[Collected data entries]
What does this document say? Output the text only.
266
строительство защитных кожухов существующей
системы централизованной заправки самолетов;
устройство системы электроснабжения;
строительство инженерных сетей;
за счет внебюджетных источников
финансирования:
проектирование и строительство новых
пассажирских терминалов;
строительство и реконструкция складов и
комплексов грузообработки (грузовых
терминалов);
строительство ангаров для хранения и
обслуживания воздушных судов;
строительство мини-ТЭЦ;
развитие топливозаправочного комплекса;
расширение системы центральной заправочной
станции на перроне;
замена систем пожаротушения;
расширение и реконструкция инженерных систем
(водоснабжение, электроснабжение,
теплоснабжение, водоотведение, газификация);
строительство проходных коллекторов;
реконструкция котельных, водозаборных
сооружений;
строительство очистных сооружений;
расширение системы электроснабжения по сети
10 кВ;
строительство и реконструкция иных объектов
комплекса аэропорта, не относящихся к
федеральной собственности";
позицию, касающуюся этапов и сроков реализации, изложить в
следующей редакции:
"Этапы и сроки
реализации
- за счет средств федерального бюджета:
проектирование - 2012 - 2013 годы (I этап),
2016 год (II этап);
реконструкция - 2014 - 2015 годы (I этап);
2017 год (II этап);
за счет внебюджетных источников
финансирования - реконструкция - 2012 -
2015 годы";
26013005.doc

THE TASK:
Make a tally of the lines in this data that include the string "системы", and answer with that tally alone.

RESPONSE TO THE TASK:
4